▶ _Esercizi_
a. Ripeti parola per parola il brano del testo su Corsano che comincia con "E’ probabile che" e termina con "l’archivio diocesano arianese.".
b. Riprendi il testo sulla fine di Corsano subito dopo la sua ultima frase e portalo avanti.

▶ _Estratto del testo_
«La Sekoma Di Montecalvo Irpino Prima Banca Del Civico Monte Frumentario» 

Parte sesta

La ferale epidemia (VEDI PARTE QUINTA) inferse un colpo mortale al feudo di Corsano e alla sua civica autonomia.
I pochi superstiti si videro costretti ad abbandonare le loro terre rifugiandosi, per la gran parte, nel rione Trappeto di Montecalvo ove diedero vita al caratteristico insediamento rupestre.
La fine di Corsano alimentò leggende quali quella dell’invasione di serpenti che avrebbe costretto gli abitanti a lasciare per sempre le loro case.
E’ probabile che il fondo di verità della leggenda sia stato l’alta proliferazione dei rettili che ancora oggi, peraltro, abbondano nel territorio di Corsano, in case precedentemente abbandonate.
Così, in merito, nel 1794, racconta lo storico Tommaso Vitale:
«[…] E’ volgare tradizione, che l’abbondanza de’ serpi avesse nel passato secolo obbligati gli abitanti ad abbandonarla (il riferimento è alla “Terra” di Corsano);
ma si può attribuire volentieri la distruzione alla pestilenza sterminatrice, avvenuta in questo Reame nel 1656 poiché prima di tal anno certamente esisteva, leggendosene nel documento delle Visite Vescovili di detto secolo, e fra l’altre in quella del Cardinale Ridolfi del 1613 […]».
Sfuggì, evidentemente, al Vitale, il registro delle visite pastorali di mons. Alessandro Russo da me e da Giuseppe Lo Casale rinvenuto, nel 1983, presso l’archivio diocesano arianese.
In esso vi è l’eccezionale descrizione del primo visitatore nella Corsano appestata.
Il documento è di uno straordinario valore storico, non solo perché registra il primo allarme di un disastro che irrimediabilmente causò la fine di una comunità dalla storia plurisecolare, ma anche perché indica una data che anticipa alla fine dell’estate del 1655 l’inizio dell’epidemia nel Principato Ulteriore:
 il 23 settembre del 1655, Ultimata la visita pastorale in Monte Malo (l’attuale Sant’Arcangelo Trimonte), dopo pranzo, il visitatore apostolico giunge in Corsano.
La prima sorpresa fu quella di ritrovare il feudo deserto e, inspiegabilmente, il paese, per la maggior parte, distrutto.

▶ _Voci fornite_

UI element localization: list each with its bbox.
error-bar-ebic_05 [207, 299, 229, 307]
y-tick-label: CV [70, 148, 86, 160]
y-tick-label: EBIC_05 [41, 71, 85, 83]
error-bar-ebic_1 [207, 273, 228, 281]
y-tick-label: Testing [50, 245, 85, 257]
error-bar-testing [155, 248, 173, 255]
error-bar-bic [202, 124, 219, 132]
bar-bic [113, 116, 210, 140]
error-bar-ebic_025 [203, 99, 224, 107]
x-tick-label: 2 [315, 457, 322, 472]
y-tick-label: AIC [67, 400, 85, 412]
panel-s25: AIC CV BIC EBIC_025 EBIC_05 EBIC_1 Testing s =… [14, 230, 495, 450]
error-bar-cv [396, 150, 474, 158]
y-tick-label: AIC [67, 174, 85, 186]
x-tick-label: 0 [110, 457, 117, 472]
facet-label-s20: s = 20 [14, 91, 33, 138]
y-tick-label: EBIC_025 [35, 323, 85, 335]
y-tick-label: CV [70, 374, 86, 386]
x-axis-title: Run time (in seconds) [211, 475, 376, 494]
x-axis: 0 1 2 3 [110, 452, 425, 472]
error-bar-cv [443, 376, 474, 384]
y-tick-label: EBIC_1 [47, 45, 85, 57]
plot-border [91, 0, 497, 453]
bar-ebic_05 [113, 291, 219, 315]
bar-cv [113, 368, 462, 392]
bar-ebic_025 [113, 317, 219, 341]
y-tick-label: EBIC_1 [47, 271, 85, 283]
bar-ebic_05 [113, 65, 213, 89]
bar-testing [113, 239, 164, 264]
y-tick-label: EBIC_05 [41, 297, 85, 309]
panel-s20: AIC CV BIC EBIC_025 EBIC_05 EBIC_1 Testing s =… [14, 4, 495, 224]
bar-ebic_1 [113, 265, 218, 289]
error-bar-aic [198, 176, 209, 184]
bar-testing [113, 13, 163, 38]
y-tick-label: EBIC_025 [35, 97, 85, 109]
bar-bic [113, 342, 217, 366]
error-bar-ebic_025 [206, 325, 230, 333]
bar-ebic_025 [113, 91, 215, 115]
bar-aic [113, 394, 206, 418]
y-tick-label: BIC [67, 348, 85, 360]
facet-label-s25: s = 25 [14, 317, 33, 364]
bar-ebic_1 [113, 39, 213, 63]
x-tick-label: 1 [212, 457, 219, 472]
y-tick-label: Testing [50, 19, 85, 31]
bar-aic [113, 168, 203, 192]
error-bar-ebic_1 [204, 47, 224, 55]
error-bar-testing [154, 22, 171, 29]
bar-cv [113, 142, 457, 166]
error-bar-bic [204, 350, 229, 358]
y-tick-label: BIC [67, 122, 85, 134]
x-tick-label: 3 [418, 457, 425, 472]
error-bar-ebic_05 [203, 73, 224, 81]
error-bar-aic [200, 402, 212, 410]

▶ _Risposte per esercizio_
a.
E’ probabile che il fondo di verità della leggenda sia stato l’alta proliferazione dei rettili che ancora oggi, peraltro, abbondano nel territorio di Corsano, in case precedentemente abbandonate.
Così, in merito, nel 1794, racconta lo storico Tommaso Vitale:
«[…] E’ volgare tradizione, che l’abbondanza de’ serpi avesse nel passato secolo obbligati gli abitanti ad abbandonarla (il riferimento è alla “Terra” di Corsano);
ma si può attribuire volentieri la distruzione alla pestilenza sterminatrice, avvenuta in questo Reame nel 1656 poiché prima di tal anno certamente esisteva, leggendosene nel documento delle Visite Vescovili di detto secolo, e fra l’altre in quella del Cardinale Ridolfi del 1613 […]».
Sfuggì, evidentemente, al Vitale, il registro delle visite pastorali di mons. Alessandro Russo da me e da Giuseppe Lo Casale rinvenuto, nel 1983, presso l’archivio diocesano arianese.

b.
Portatosi alla chiesa madre di San Nicola, che avrebbe dovuto essere sontuosamente addobbata per la Santa Visita, trovò questa chiusa come se si fosse trattato di una chiesa rurale.
L’abate non comparve, né altri per lui a rappresentarlo.
Si disse fosse infermo.
La chiesa di San Giovanni Gerosolimitano, un tempo convento dell’ordine di Sant’Agostino della congregazione delicetana fu rinvenuta quasi crollata e circondata di rovine.
Un paese privo dei suoi abitanti in un giorno di festa, quale quello di una visita pastorale, e crollato non a causa di eventi sismici, ai quali si era in un certo modo abituati, spaventarono non poco il visitatore apostolico che, angosciato, inviò un messo in Ariano per informare il vescovo e gli Arianesi del preoccupante stato di Corsano e della sua chiesa principale.
Fu in quei giorni che Corsano perdette definitivamente la sua autonomia divenendo, man mano, una sola realtà civile con Montecalvo.
[…]
Più volte, nel corso degli anni, gli amministratori di Montecalvo sono costretti a fronteggiare problemi collettivi di disagio economico impegnandosi a spalmare equamente i sacrifici fiscali sull’intera collettività.
Il 24 maggio del 1829 il Consiglio Comunale divide la popolazione in base al censo individuando otto classi:
«[…] Il numero della popolazione […] essendo di cinque mila duecento ottantacinque (si sottintende “abitanti”) dei quali, dedotto il numero di 1.057 individui tra minori, ed indigenti, a termini dell’art. 203 della legge 12 dicembre 1826, resta il numero effettivo a ratizzarsi a 4.228, quale numero viene rappresentato da mille e novantasette capi di famiglia.
Questi sono stati divisi per otto classi, avendo in considerazione gli individui meno agiati gradatamente procedendo dalla prima classe sino all’ultima praticando in tale divisione, per quanto si è potuto, una somma equità nel considerare in ciascun capo di famiglia il suo comodo ed il consumo presuntivo;
e quindi ha fissato per la prima classe grani ventisette, carlini dieci, e grani otto;
per la seconda, ducati due e grani quarantatré;
per la terza ducati quattro e grani trentadue;
per la quarta ducati sei e grani settantacinque;
per la quinta ducati nove e grani settantadue;
per la sesta ducati 13 e 23;
per la settima e per l’ottava ducati 17 e 28, giusta le istruzioni diramate dal Signor Sottintendente del distretto del dì 1° Marzo ultimo n° 1176 [… ]».
Seguono le firme del sindaco e dei decurioni:
Vincenzo Caccese, Nicola Cavalletti, Antonio Verzaro, Michele Stiscia, Antonio Passavanti.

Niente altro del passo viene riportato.